» WHAT THE EXERCISE ASKS
Pictures aside, quote the whole listing exactly.

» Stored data
============================================================

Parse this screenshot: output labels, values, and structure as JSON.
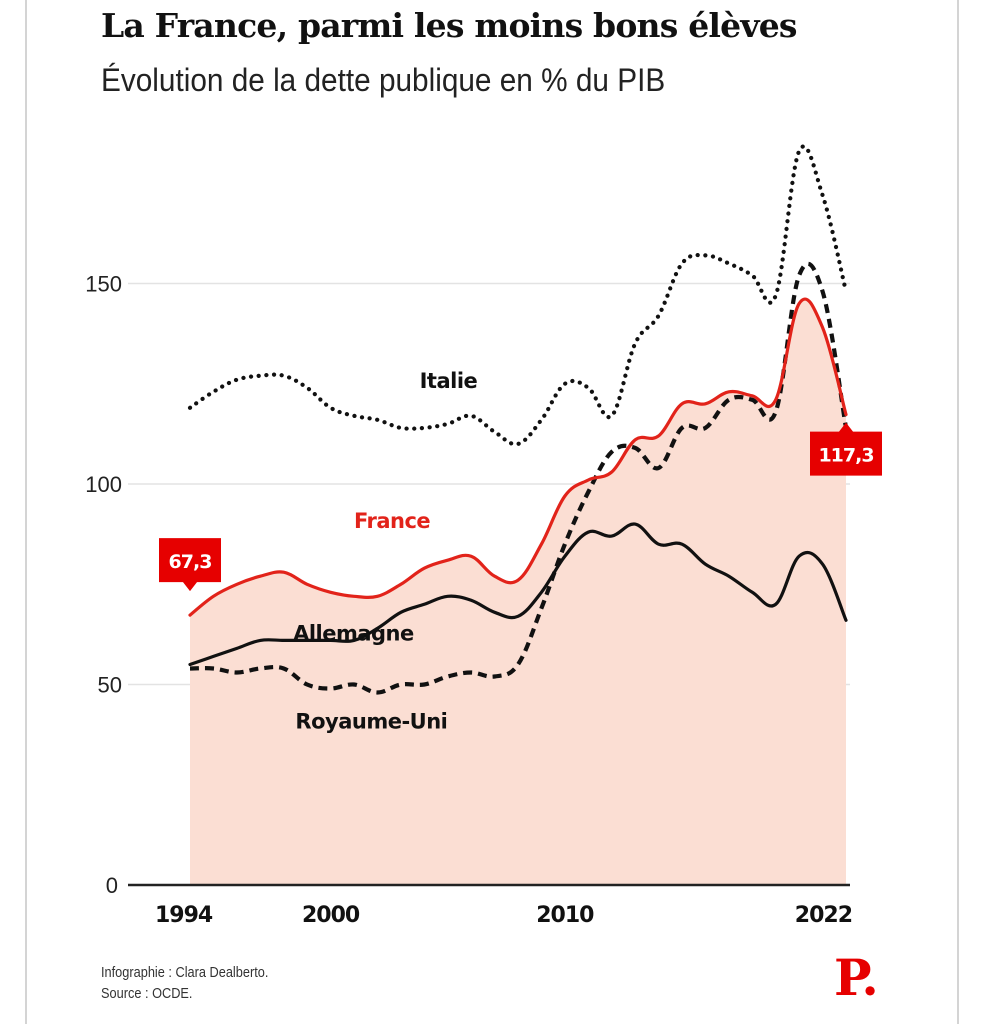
{
  "header": {
    "title": "La France, parmi les moins bons élèves",
    "subtitle": "Évolution de la dette publique en % du PIB"
  },
  "footer": {
    "credit": "Infographie : Clara Dealberto.",
    "source": "Source : OCDE."
  },
  "logo": {
    "text": "P.",
    "color": "#e60000"
  },
  "chart_data": {
    "type": "line",
    "title": "La France, parmi les moins bons élèves",
    "subtitle": "Évolution de la dette publique en % du PIB",
    "xlabel": "",
    "ylabel": "% du PIB",
    "x": [
      1994,
      1995,
      1996,
      1997,
      1998,
      1999,
      2000,
      2001,
      2002,
      2003,
      2004,
      2005,
      2006,
      2007,
      2008,
      2009,
      2010,
      2011,
      2012,
      2013,
      2014,
      2015,
      2016,
      2017,
      2018,
      2019,
      2020,
      2021,
      2022
    ],
    "xlim": [
      1994,
      2022
    ],
    "ylim": [
      0,
      185
    ],
    "x_ticks": [
      1994,
      2000,
      2010,
      2022
    ],
    "x_tick_labels": [
      "1994",
      "2000",
      "2010",
      "2022"
    ],
    "y_ticks": [
      0,
      50,
      100,
      150
    ],
    "y_tick_labels": [
      "0",
      "50",
      "100",
      "150"
    ],
    "grid": "horizontal",
    "legend": "inline labels",
    "series": [
      {
        "name": "Italie",
        "style": "dotted",
        "color": "#111111",
        "values": [
          119,
          123,
          126,
          127,
          127,
          124,
          119,
          117,
          116,
          114,
          114,
          115,
          117,
          113,
          110,
          116,
          125,
          124,
          117,
          135,
          142,
          155,
          157,
          155,
          152,
          147,
          183,
          172,
          148
        ]
      },
      {
        "name": "France",
        "style": "solid",
        "color": "#e2231a",
        "area_fill": "#fbded3",
        "values": [
          67.3,
          72,
          75,
          77,
          78,
          75,
          73,
          72,
          72,
          75,
          79,
          81,
          82,
          77,
          76,
          85,
          97,
          101,
          103,
          111,
          112,
          120,
          120,
          123,
          122,
          121,
          145,
          139,
          117.3
        ]
      },
      {
        "name": "Allemagne",
        "style": "solid",
        "color": "#111111",
        "values": [
          55,
          57,
          59,
          61,
          61,
          61,
          61,
          61,
          64,
          68,
          70,
          72,
          71,
          68,
          67,
          73,
          82,
          88,
          87,
          90,
          85,
          85,
          80,
          77,
          73,
          70,
          82,
          80,
          66
        ]
      },
      {
        "name": "Royaume-Uni",
        "style": "dashed",
        "color": "#111111",
        "values": [
          54,
          54,
          53,
          54,
          54,
          50,
          49,
          50,
          48,
          50,
          50,
          52,
          53,
          52,
          55,
          69,
          85,
          98,
          108,
          109,
          104,
          114,
          114,
          121,
          121,
          118,
          152,
          148,
          114
        ]
      }
    ],
    "annotations": [
      {
        "text": "67,3",
        "series": "France",
        "year": 1994,
        "value": 67.3,
        "color": "#e60000"
      },
      {
        "text": "117,3",
        "series": "France",
        "year": 2022,
        "value": 117.3,
        "color": "#e60000"
      }
    ],
    "series_labels": [
      {
        "series": "Italie",
        "text": "Italie",
        "year": 2003.8,
        "value": 124
      },
      {
        "series": "France",
        "text": "France",
        "year": 2001,
        "value": 89
      },
      {
        "series": "Allemagne",
        "text": "Allemagne",
        "year": 1998.4,
        "value": 61
      },
      {
        "series": "Royaume-Uni",
        "text": "Royaume-Uni",
        "year": 1998.5,
        "value": 39
      }
    ]
  }
}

============================================================

» FINISHED ANSWER
Parse this screenshot: output labels, values, and structure as JSON.
{
  "header": {
    "title": "La France, parmi les moins bons élèves",
    "subtitle": "Évolution de la dette publique en % du PIB"
  },
  "footer": {
    "credit": "Infographie : Clara Dealberto.",
    "source": "Source : OCDE."
  },
  "logo": {
    "text": "P.",
    "color": "#e60000"
  },
  "chart_data": {
    "type": "line",
    "title": "La France, parmi les moins bons élèves",
    "subtitle": "Évolution de la dette publique en % du PIB",
    "xlabel": "",
    "ylabel": "% du PIB",
    "x": [
      1994,
      1995,
      1996,
      1997,
      1998,
      1999,
      2000,
      2001,
      2002,
      2003,
      2004,
      2005,
      2006,
      2007,
      2008,
      2009,
      2010,
      2011,
      2012,
      2013,
      2014,
      2015,
      2016,
      2017,
      2018,
      2019,
      2020,
      2021,
      2022
    ],
    "xlim": [
      1994,
      2022
    ],
    "ylim": [
      0,
      185
    ],
    "x_ticks": [
      1994,
      2000,
      2010,
      2022
    ],
    "x_tick_labels": [
      "1994",
      "2000",
      "2010",
      "2022"
    ],
    "y_ticks": [
      0,
      50,
      100,
      150
    ],
    "y_tick_labels": [
      "0",
      "50",
      "100",
      "150"
    ],
    "grid": "horizontal",
    "legend": "inline labels",
    "series": [
      {
        "name": "Italie",
        "style": "dotted",
        "color": "#111111",
        "values": [
          119,
          123,
          126,
          127,
          127,
          124,
          119,
          117,
          116,
          114,
          114,
          115,
          117,
          113,
          110,
          116,
          125,
          124,
          117,
          135,
          142,
          155,
          157,
          155,
          152,
          147,
          183,
          172,
          148
        ]
      },
      {
        "name": "France",
        "style": "solid",
        "color": "#e2231a",
        "area_fill": "#fbded3",
        "values": [
          67.3,
          72,
          75,
          77,
          78,
          75,
          73,
          72,
          72,
          75,
          79,
          81,
          82,
          77,
          76,
          85,
          97,
          101,
          103,
          111,
          112,
          120,
          120,
          123,
          122,
          121,
          145,
          139,
          117.3
        ]
      },
      {
        "name": "Allemagne",
        "style": "solid",
        "color": "#111111",
        "values": [
          55,
          57,
          59,
          61,
          61,
          61,
          61,
          61,
          64,
          68,
          70,
          72,
          71,
          68,
          67,
          73,
          82,
          88,
          87,
          90,
          85,
          85,
          80,
          77,
          73,
          70,
          82,
          80,
          66
        ]
      },
      {
        "name": "Royaume-Uni",
        "style": "dashed",
        "color": "#111111",
        "values": [
          54,
          54,
          53,
          54,
          54,
          50,
          49,
          50,
          48,
          50,
          50,
          52,
          53,
          52,
          55,
          69,
          85,
          98,
          108,
          109,
          104,
          114,
          114,
          121,
          121,
          118,
          152,
          148,
          114
        ]
      }
    ],
    "annotations": [
      {
        "text": "67,3",
        "series": "France",
        "year": 1994,
        "value": 67.3,
        "color": "#e60000"
      },
      {
        "text": "117,3",
        "series": "France",
        "year": 2022,
        "value": 117.3,
        "color": "#e60000"
      }
    ],
    "series_labels": [
      {
        "series": "Italie",
        "text": "Italie",
        "year": 2003.8,
        "value": 124
      },
      {
        "series": "France",
        "text": "France",
        "year": 2001,
        "value": 89
      },
      {
        "series": "Allemagne",
        "text": "Allemagne",
        "year": 1998.4,
        "value": 61
      },
      {
        "series": "Royaume-Uni",
        "text": "Royaume-Uni",
        "year": 1998.5,
        "value": 39
      }
    ]
  }
}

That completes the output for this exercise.